### Directions for this task
Keep the wording of each record exactly the same when you repeat it, and leave out pictures.

### Information given

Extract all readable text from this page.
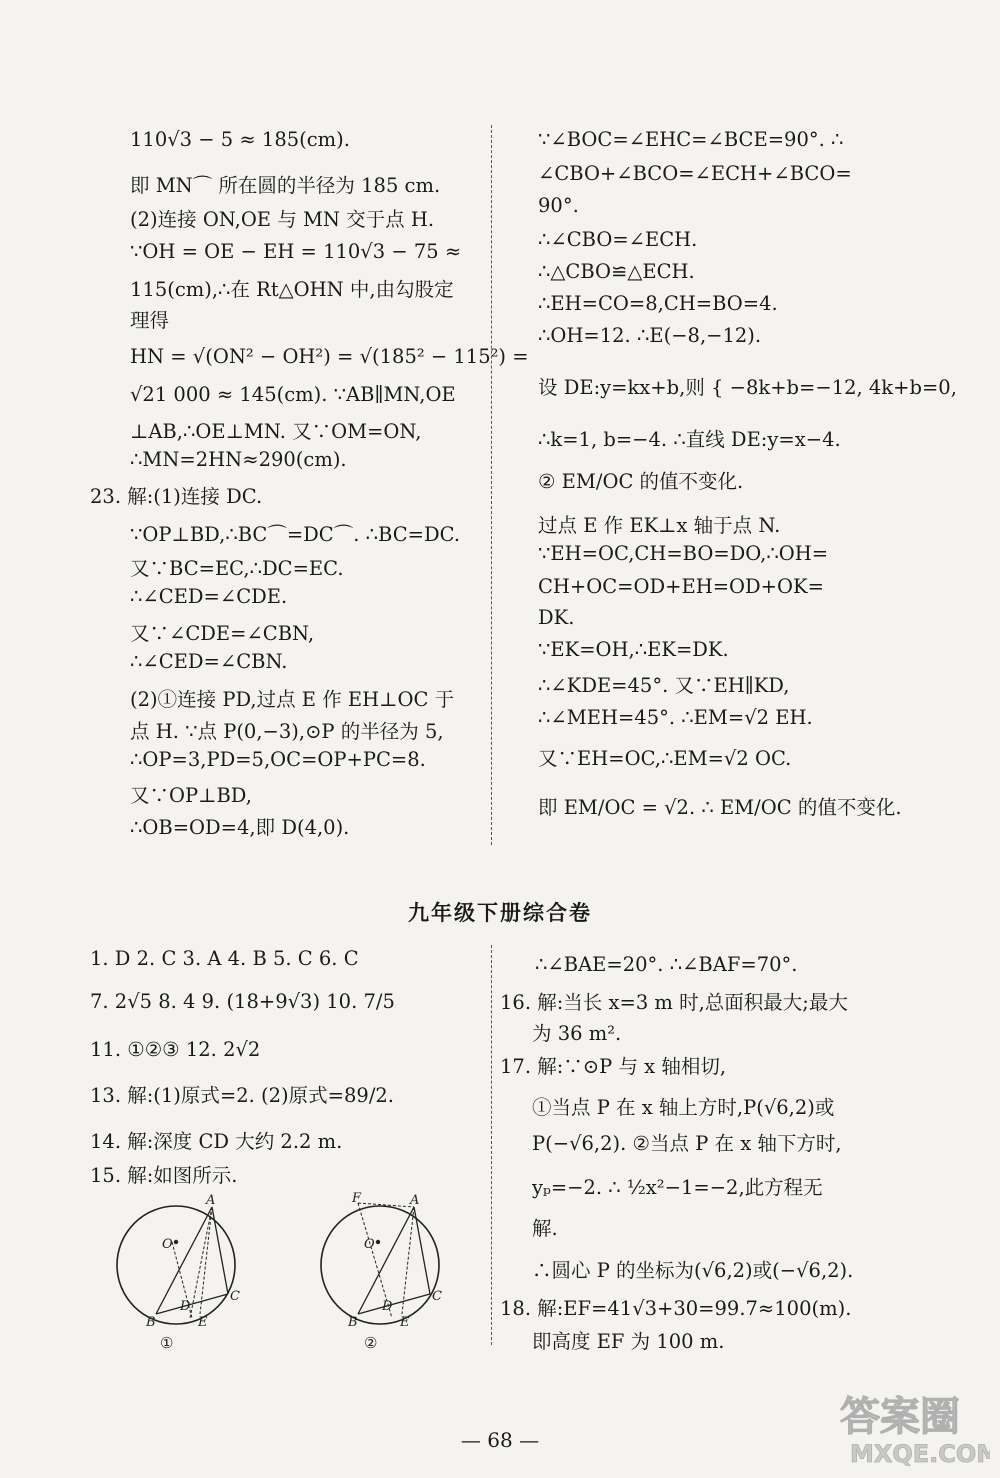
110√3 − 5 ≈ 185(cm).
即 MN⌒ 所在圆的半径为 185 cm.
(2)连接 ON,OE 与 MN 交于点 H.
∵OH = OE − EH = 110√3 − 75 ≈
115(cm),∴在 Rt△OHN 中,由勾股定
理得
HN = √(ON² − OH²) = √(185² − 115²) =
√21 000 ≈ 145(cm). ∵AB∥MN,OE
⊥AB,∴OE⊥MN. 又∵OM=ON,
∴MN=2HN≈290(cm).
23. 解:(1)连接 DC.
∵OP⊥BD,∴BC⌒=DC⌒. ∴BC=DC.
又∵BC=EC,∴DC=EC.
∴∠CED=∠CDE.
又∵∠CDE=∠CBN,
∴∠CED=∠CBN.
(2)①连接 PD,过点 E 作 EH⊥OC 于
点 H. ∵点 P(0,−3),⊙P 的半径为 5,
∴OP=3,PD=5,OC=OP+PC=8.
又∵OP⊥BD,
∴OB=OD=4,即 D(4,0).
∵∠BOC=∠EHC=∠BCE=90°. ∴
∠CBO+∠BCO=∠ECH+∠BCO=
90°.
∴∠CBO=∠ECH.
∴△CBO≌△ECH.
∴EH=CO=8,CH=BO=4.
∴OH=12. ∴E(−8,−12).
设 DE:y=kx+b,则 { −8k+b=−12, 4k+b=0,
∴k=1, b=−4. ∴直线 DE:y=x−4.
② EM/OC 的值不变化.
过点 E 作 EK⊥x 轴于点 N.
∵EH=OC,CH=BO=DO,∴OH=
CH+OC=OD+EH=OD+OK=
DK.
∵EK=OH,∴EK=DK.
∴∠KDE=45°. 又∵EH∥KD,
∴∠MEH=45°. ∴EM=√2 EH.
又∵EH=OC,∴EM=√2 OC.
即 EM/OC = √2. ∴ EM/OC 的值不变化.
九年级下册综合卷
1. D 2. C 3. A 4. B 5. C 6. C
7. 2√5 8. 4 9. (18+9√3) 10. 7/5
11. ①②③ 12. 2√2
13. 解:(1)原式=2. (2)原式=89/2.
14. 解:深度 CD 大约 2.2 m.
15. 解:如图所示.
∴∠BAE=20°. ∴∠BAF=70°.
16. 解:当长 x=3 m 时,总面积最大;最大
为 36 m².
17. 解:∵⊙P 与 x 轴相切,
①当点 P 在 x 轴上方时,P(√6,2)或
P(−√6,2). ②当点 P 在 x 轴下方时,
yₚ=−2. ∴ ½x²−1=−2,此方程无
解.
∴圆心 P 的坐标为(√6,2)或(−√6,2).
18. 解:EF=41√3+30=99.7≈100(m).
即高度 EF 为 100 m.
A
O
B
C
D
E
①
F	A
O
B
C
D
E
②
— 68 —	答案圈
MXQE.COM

### Answer for the task
Extract all readable text from this page.
110√3 − 5 ≈ 185(cm).
即 MN⌒ 所在圆的半径为 185 cm.
(2)连接 ON,OE 与 MN 交于点 H.
∵OH = OE − EH = 110√3 − 75 ≈
115(cm),∴在 Rt△OHN 中,由勾股定
理得
HN = √(ON² − OH²) = √(185² − 115²) =
√21 000 ≈ 145(cm). ∵AB∥MN,OE
⊥AB,∴OE⊥MN. 又∵OM=ON,
∴MN=2HN≈290(cm).
23. 解:(1)连接 DC.
∵OP⊥BD,∴BC⌒=DC⌒. ∴BC=DC.
又∵BC=EC,∴DC=EC.
∴∠CED=∠CDE.
又∵∠CDE=∠CBN,
∴∠CED=∠CBN.
(2)①连接 PD,过点 E 作 EH⊥OC 于
点 H. ∵点 P(0,−3),⊙P 的半径为 5,
∴OP=3,PD=5,OC=OP+PC=8.
又∵OP⊥BD,
∴OB=OD=4,即 D(4,0).
∵∠BOC=∠EHC=∠BCE=90°. ∴
∠CBO+∠BCO=∠ECH+∠BCO=
90°.
∴∠CBO=∠ECH.
∴△CBO≌△ECH.
∴EH=CO=8,CH=BO=4.
∴OH=12. ∴E(−8,−12).
设 DE:y=kx+b,则 { −8k+b=−12, 4k+b=0,
∴k=1, b=−4. ∴直线 DE:y=x−4.
② EM/OC 的值不变化.
过点 E 作 EK⊥x 轴于点 N.
∵EH=OC,CH=BO=DO,∴OH=
CH+OC=OD+EH=OD+OK=
DK.
∵EK=OH,∴EK=DK.
∴∠KDE=45°. 又∵EH∥KD,
∴∠MEH=45°. ∴EM=√2 EH.
又∵EH=OC,∴EM=√2 OC.
即 EM/OC = √2. ∴ EM/OC 的值不变化.
九年级下册综合卷
1. D 2. C 3. A 4. B 5. C 6. C
7. 2√5 8. 4 9. (18+9√3) 10. 7/5
11. ①②③ 12. 2√2
13. 解:(1)原式=2. (2)原式=89/2.
14. 解:深度 CD 大约 2.2 m.
15. 解:如图所示.
∴∠BAE=20°. ∴∠BAF=70°.
16. 解:当长 x=3 m 时,总面积最大;最大
为 36 m².
17. 解:∵⊙P 与 x 轴相切,
①当点 P 在 x 轴上方时,P(√6,2)或
P(−√6,2). ②当点 P 在 x 轴下方时,
yₚ=−2. ∴ ½x²−1=−2,此方程无
解.
∴圆心 P 的坐标为(√6,2)或(−√6,2).
18. 解:EF=41√3+30=99.7≈100(m).
即高度 EF 为 100 m.
A
O
B
C
D
E
①
F	A
O
B
C
D
E
②
— 68 —	答案圈
MXQE.COM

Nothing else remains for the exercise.